**Short exercise**
List all lines of the data that include the string "Fake".

**Excerpted data**
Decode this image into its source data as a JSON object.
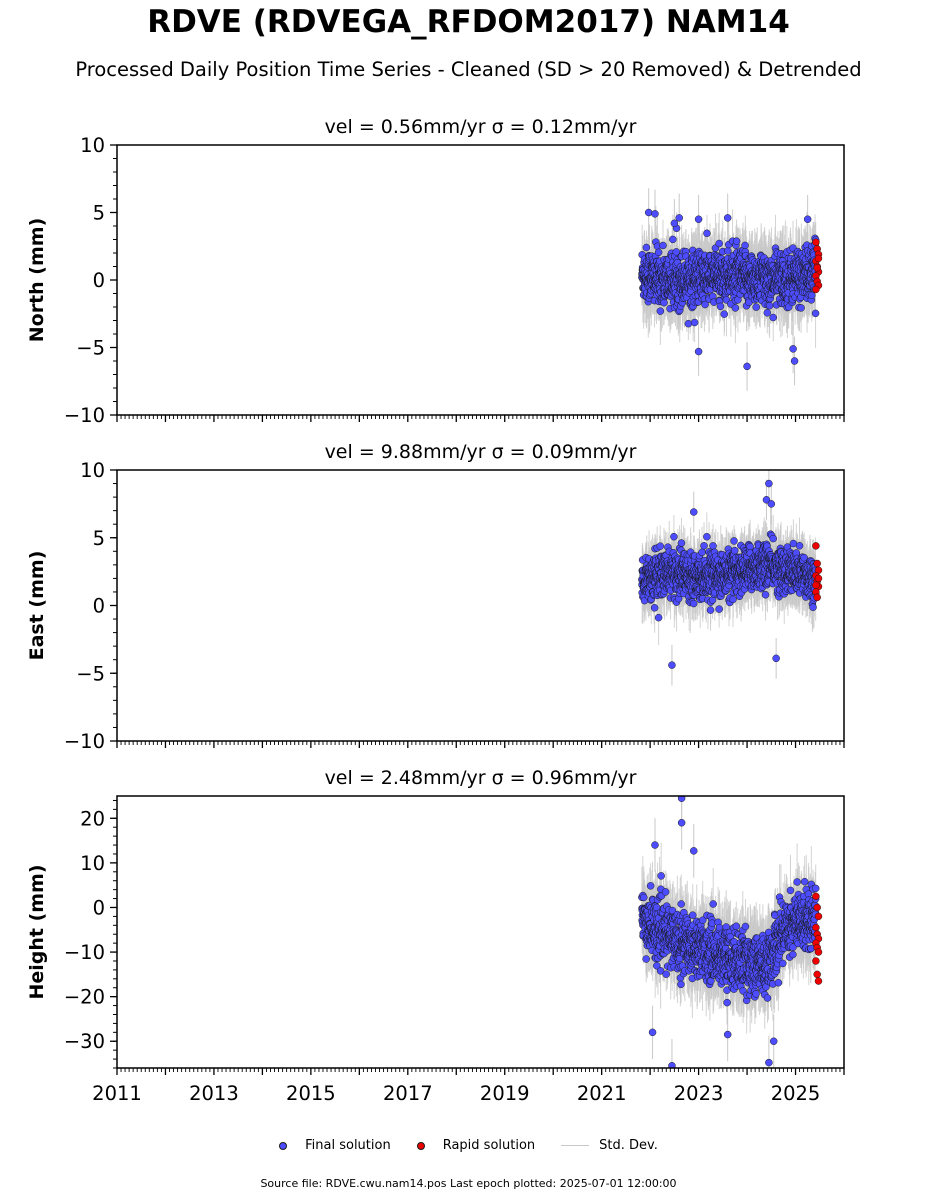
{
  "title": "RDVE (RDVEGA_RFDOM2017) NAM14",
  "subtitle": "Processed Daily Position Time Series - Cleaned (SD > 20 Removed) & Detrended",
  "footer": "Source file: RDVE.cwu.nam14.pos  Last epoch plotted: 2025-07-01 12:00:00",
  "legend": {
    "final": "Final solution",
    "rapid": "Rapid solution",
    "std": "Std. Dev."
  },
  "colors": {
    "final": "#4d4dff",
    "rapid": "#ee0000",
    "std": "#c8c8c8"
  },
  "chart_data": [
    {
      "type": "scatter",
      "title": "vel = 0.56mm/yr   σ = 0.12mm/yr",
      "ylabel": "North (mm)",
      "xlim": [
        2011,
        2026
      ],
      "ylim": [
        -10,
        10
      ],
      "yticks": [
        -10,
        -5,
        0,
        5,
        10
      ],
      "xticks": [
        2011,
        2013,
        2015,
        2017,
        2019,
        2021,
        2023,
        2025
      ],
      "final_range": [
        2021.83,
        2025.42
      ],
      "rapid_range": [
        2025.42,
        2025.5
      ],
      "center": 0.2,
      "spread": 1.8,
      "trend_segments": [
        [
          2021.83,
          0.5
        ],
        [
          2022.3,
          0.0
        ],
        [
          2023.5,
          0.3
        ],
        [
          2024.5,
          0.0
        ],
        [
          2025.42,
          0.5
        ]
      ],
      "notable_points": [
        [
          2021.97,
          5.0
        ],
        [
          2022.1,
          4.9
        ],
        [
          2022.5,
          4.2
        ],
        [
          2022.6,
          4.6
        ],
        [
          2023.0,
          4.5
        ],
        [
          2023.6,
          4.6
        ],
        [
          2023.0,
          -5.3
        ],
        [
          2024.0,
          -6.4
        ],
        [
          2024.95,
          -5.1
        ],
        [
          2024.98,
          -6.0
        ],
        [
          2025.25,
          4.5
        ]
      ],
      "rapid_points": [
        2.8,
        2.3,
        1.9,
        1.4,
        1.0,
        0.6,
        0.3,
        -0.1,
        -0.4,
        -0.7,
        0.9,
        1.6
      ]
    },
    {
      "type": "scatter",
      "title": "vel = 9.88mm/yr   σ = 0.09mm/yr",
      "ylabel": "East (mm)",
      "xlim": [
        2011,
        2026
      ],
      "ylim": [
        -10,
        10
      ],
      "yticks": [
        -10,
        -5,
        0,
        5,
        10
      ],
      "xticks": [
        2011,
        2013,
        2015,
        2017,
        2019,
        2021,
        2023,
        2025
      ],
      "final_range": [
        2021.83,
        2025.42
      ],
      "rapid_range": [
        2025.42,
        2025.5
      ],
      "center": 2.3,
      "spread": 1.5,
      "trend_segments": [
        [
          2021.83,
          2.0
        ],
        [
          2022.5,
          2.4
        ],
        [
          2023.5,
          2.2
        ],
        [
          2024.4,
          3.0
        ],
        [
          2025.42,
          2.0
        ]
      ],
      "notable_points": [
        [
          2022.45,
          -4.4
        ],
        [
          2024.6,
          -3.9
        ],
        [
          2024.4,
          7.8
        ],
        [
          2024.45,
          9.0
        ],
        [
          2022.9,
          6.9
        ],
        [
          2024.5,
          7.5
        ]
      ],
      "rapid_points": [
        4.4,
        3.1,
        2.6,
        2.2,
        1.8,
        1.4,
        1.0,
        0.6,
        2.0,
        1.5
      ]
    },
    {
      "type": "scatter",
      "title": "vel = 2.48mm/yr   σ = 0.96mm/yr",
      "ylabel": "Height (mm)",
      "xlim": [
        2011,
        2026
      ],
      "ylim": [
        -36,
        25
      ],
      "yticks": [
        -30,
        -20,
        -10,
        0,
        10,
        20
      ],
      "xticks": [
        2011,
        2013,
        2015,
        2017,
        2019,
        2021,
        2023,
        2025
      ],
      "xticklabels": [
        "2011",
        "2013",
        "2015",
        "2017",
        "2019",
        "2021",
        "2023",
        "2025"
      ],
      "final_range": [
        2021.83,
        2025.42
      ],
      "rapid_range": [
        2025.42,
        2025.5
      ],
      "center": -8.0,
      "spread": 6.0,
      "trend_segments": [
        [
          2021.83,
          -3.0
        ],
        [
          2022.3,
          -6.0
        ],
        [
          2023.0,
          -9.0
        ],
        [
          2023.8,
          -12.0
        ],
        [
          2024.4,
          -13.0
        ],
        [
          2024.8,
          -4.0
        ],
        [
          2025.42,
          -2.0
        ]
      ],
      "notable_points": [
        [
          2022.65,
          24.5
        ],
        [
          2022.65,
          19.0
        ],
        [
          2022.1,
          14.0
        ],
        [
          2022.9,
          12.7
        ],
        [
          2024.45,
          -34.8
        ],
        [
          2024.55,
          -30.0
        ],
        [
          2022.45,
          -35.5
        ],
        [
          2022.05,
          -28.0
        ],
        [
          2023.6,
          -28.5
        ]
      ],
      "rapid_points": [
        2.5,
        0.0,
        -2.0,
        -4.5,
        -6.0,
        -7.0,
        -8.0,
        -9.0,
        -10.0,
        -12.0,
        -15.0,
        -16.5
      ]
    }
  ]
}
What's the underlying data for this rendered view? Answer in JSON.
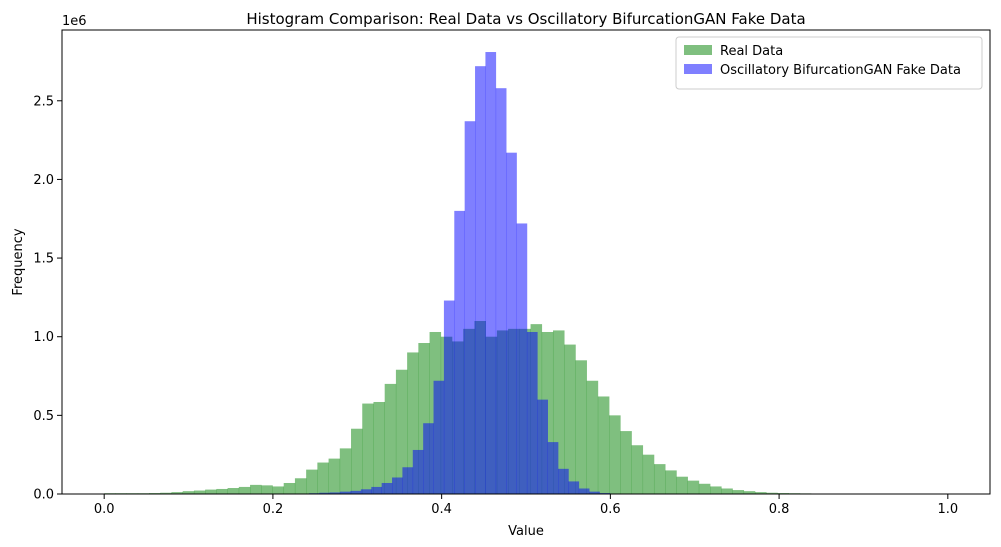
{
  "chart_data": {
    "type": "histogram",
    "title": "Histogram Comparison: Real Data vs Oscillatory BifurcationGAN Fake Data",
    "xlabel": "Value",
    "ylabel": "Frequency",
    "y_offset_label": "1e6",
    "xlim": [
      -0.05,
      1.05
    ],
    "ylim": [
      0,
      2.95
    ],
    "x_ticks": [
      0.0,
      0.2,
      0.4,
      0.6,
      0.8,
      1.0
    ],
    "x_tick_labels": [
      "0.0",
      "0.2",
      "0.4",
      "0.6",
      "0.8",
      "1.0"
    ],
    "y_ticks": [
      0.0,
      0.5,
      1.0,
      1.5,
      2.0,
      2.5
    ],
    "y_tick_labels": [
      "0.0",
      "0.5",
      "1.0",
      "1.5",
      "2.0",
      "2.5"
    ],
    "legend_position": "top-right",
    "series": [
      {
        "name": "Real Data",
        "color": "#008000",
        "alpha": 0.5,
        "bin_start": 0.0,
        "bin_width": 0.0133,
        "values": [
          0.005,
          0.005,
          0.005,
          0.005,
          0.006,
          0.008,
          0.012,
          0.018,
          0.022,
          0.028,
          0.032,
          0.038,
          0.045,
          0.058,
          0.055,
          0.048,
          0.07,
          0.1,
          0.155,
          0.2,
          0.225,
          0.29,
          0.415,
          0.575,
          0.585,
          0.7,
          0.79,
          0.9,
          0.96,
          1.03,
          1.0,
          0.97,
          1.05,
          1.1,
          1.0,
          1.04,
          1.05,
          1.05,
          1.08,
          1.03,
          1.04,
          0.95,
          0.85,
          0.72,
          0.62,
          0.5,
          0.4,
          0.31,
          0.25,
          0.19,
          0.15,
          0.11,
          0.085,
          0.065,
          0.048,
          0.035,
          0.025,
          0.018,
          0.012,
          0.008,
          0.006,
          0.005,
          0.004,
          0.003
        ]
      },
      {
        "name": "Oscillatory BifurcationGAN Fake Data",
        "color": "#0000ff",
        "alpha": 0.5,
        "bin_start": 0.2305,
        "bin_width": 0.0123,
        "values": [
          0.003,
          0.005,
          0.008,
          0.01,
          0.015,
          0.02,
          0.03,
          0.045,
          0.07,
          0.105,
          0.17,
          0.28,
          0.45,
          0.72,
          1.23,
          1.8,
          2.37,
          2.72,
          2.81,
          2.58,
          2.17,
          1.72,
          1.03,
          0.6,
          0.33,
          0.16,
          0.08,
          0.035,
          0.015,
          0.006
        ]
      }
    ]
  }
}
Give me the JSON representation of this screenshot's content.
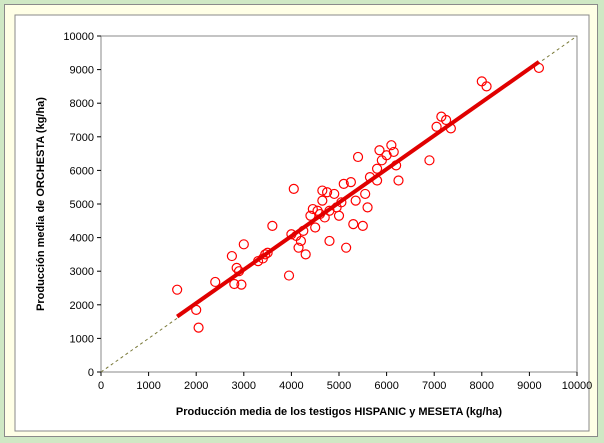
{
  "chart_data": {
    "type": "scatter",
    "title": "",
    "xlabel": "Producción media de los testigos HISPANIC y MESETA (kg/ha)",
    "ylabel": "Producción media de ORCHESTA  (kg/ha)",
    "xlim": [
      0,
      10000
    ],
    "ylim": [
      0,
      10000
    ],
    "x_ticks": [
      0,
      1000,
      2000,
      3000,
      4000,
      5000,
      6000,
      7000,
      8000,
      9000,
      10000
    ],
    "y_ticks": [
      0,
      1000,
      2000,
      3000,
      4000,
      5000,
      6000,
      7000,
      8000,
      9000,
      10000
    ],
    "grid": false,
    "legend": "none",
    "marker_color": "#ff0000",
    "fit_line_color": "#e00000",
    "reference_line_color": "#7a7a3a",
    "reference_line": {
      "x": [
        0,
        10000
      ],
      "y": [
        0,
        10000
      ],
      "style": "dashed"
    },
    "fit_line": {
      "x": [
        1600,
        9200
      ],
      "y": [
        1650,
        9230
      ]
    },
    "points": [
      [
        1600,
        2450
      ],
      [
        2000,
        1850
      ],
      [
        2050,
        1320
      ],
      [
        2400,
        2680
      ],
      [
        2750,
        3450
      ],
      [
        2800,
        2620
      ],
      [
        2850,
        3100
      ],
      [
        2900,
        3000
      ],
      [
        2950,
        2600
      ],
      [
        3000,
        3800
      ],
      [
        3300,
        3300
      ],
      [
        3400,
        3380
      ],
      [
        3450,
        3500
      ],
      [
        3500,
        3550
      ],
      [
        3600,
        4350
      ],
      [
        3950,
        2870
      ],
      [
        4000,
        4100
      ],
      [
        4050,
        5450
      ],
      [
        4100,
        4050
      ],
      [
        4150,
        3700
      ],
      [
        4200,
        3900
      ],
      [
        4250,
        4200
      ],
      [
        4300,
        3500
      ],
      [
        4400,
        4650
      ],
      [
        4450,
        4850
      ],
      [
        4500,
        4300
      ],
      [
        4550,
        4800
      ],
      [
        4600,
        4700
      ],
      [
        4650,
        5100
      ],
      [
        4650,
        5400
      ],
      [
        4700,
        4600
      ],
      [
        4750,
        5350
      ],
      [
        4800,
        3900
      ],
      [
        4800,
        4800
      ],
      [
        4900,
        5300
      ],
      [
        4950,
        4900
      ],
      [
        5000,
        4650
      ],
      [
        5050,
        5050
      ],
      [
        5100,
        5600
      ],
      [
        5150,
        3700
      ],
      [
        5250,
        5650
      ],
      [
        5300,
        4400
      ],
      [
        5350,
        5100
      ],
      [
        5400,
        6400
      ],
      [
        5500,
        4350
      ],
      [
        5550,
        5300
      ],
      [
        5600,
        4900
      ],
      [
        5650,
        5800
      ],
      [
        5800,
        5700
      ],
      [
        5800,
        6050
      ],
      [
        5850,
        6600
      ],
      [
        5900,
        6300
      ],
      [
        6000,
        6450
      ],
      [
        6100,
        6750
      ],
      [
        6150,
        6550
      ],
      [
        6200,
        6150
      ],
      [
        6250,
        5700
      ],
      [
        6900,
        6300
      ],
      [
        7050,
        7300
      ],
      [
        7150,
        7600
      ],
      [
        7250,
        7500
      ],
      [
        7350,
        7250
      ],
      [
        8000,
        8650
      ],
      [
        8100,
        8500
      ],
      [
        9200,
        9050
      ]
    ]
  }
}
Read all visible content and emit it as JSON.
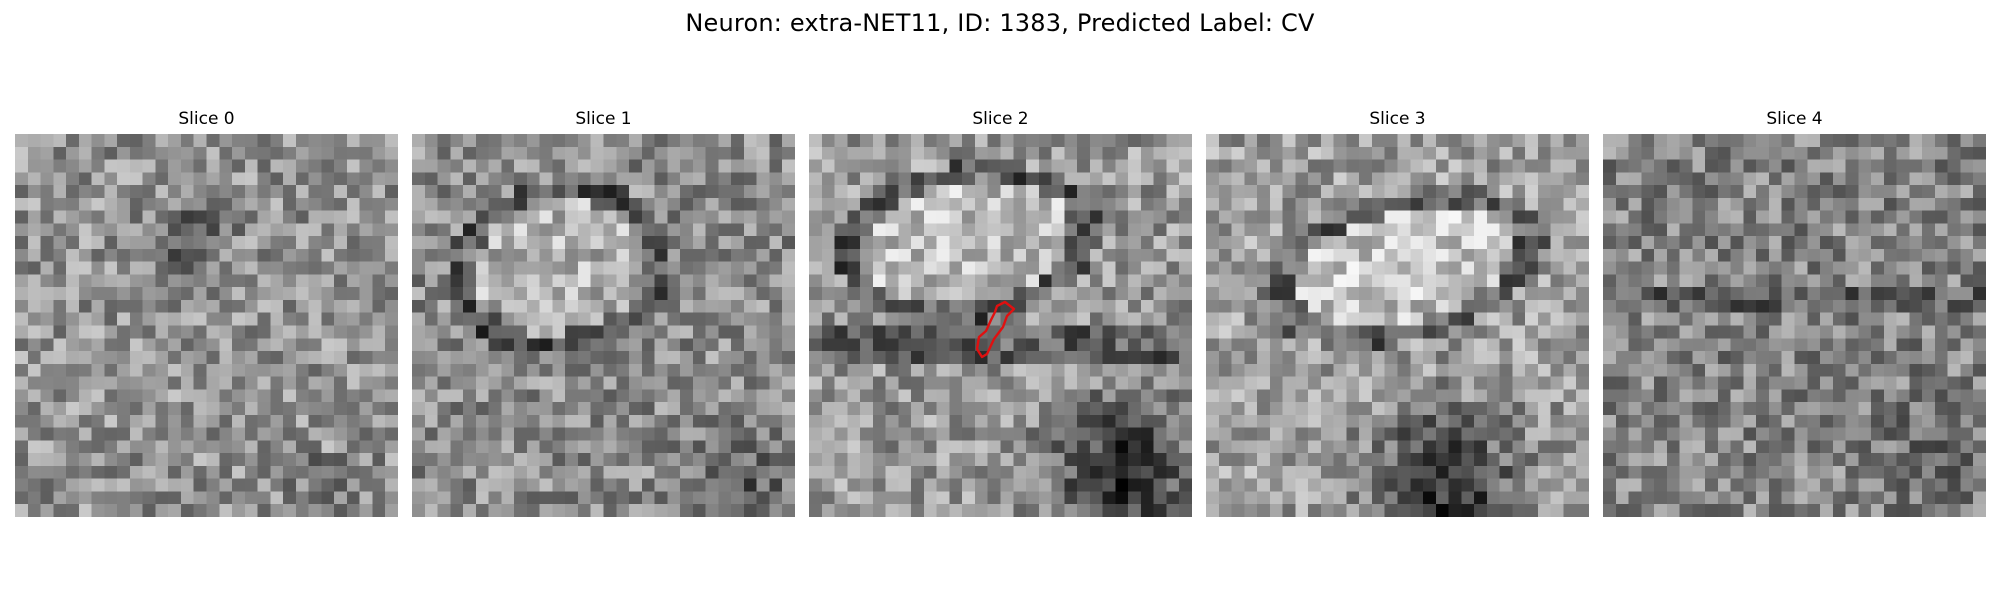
{
  "figure": {
    "suptitle": "Neuron: extra-NET11, ID: 1383, Predicted Label: CV"
  },
  "panels": [
    {
      "title": "Slice 0"
    },
    {
      "title": "Slice 1"
    },
    {
      "title": "Slice 2",
      "has_outline": true
    },
    {
      "title": "Slice 3"
    },
    {
      "title": "Slice 4"
    }
  ],
  "colors": {
    "outline": "#e01010",
    "colormap": "gray"
  }
}
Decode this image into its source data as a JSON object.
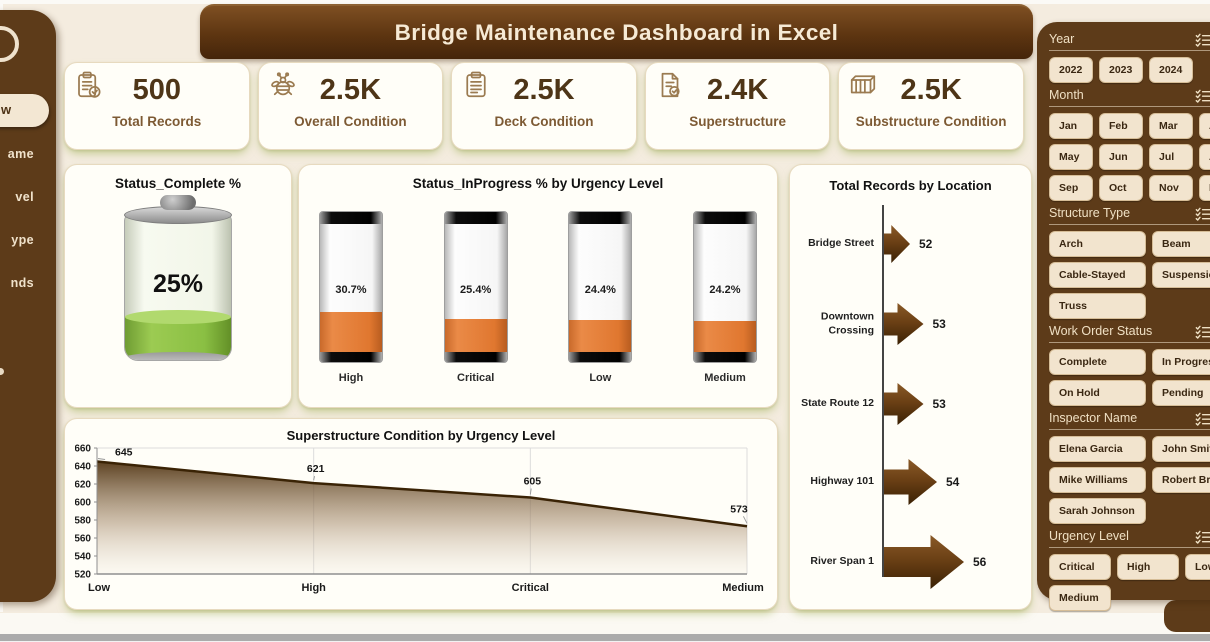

**Problem solution**
    "title": "Histogram Comparison: Real Data vs Oscillatory BifurcationGAN Fake Data",
        "name": "Oscillatory BifurcationGAN Fake Data",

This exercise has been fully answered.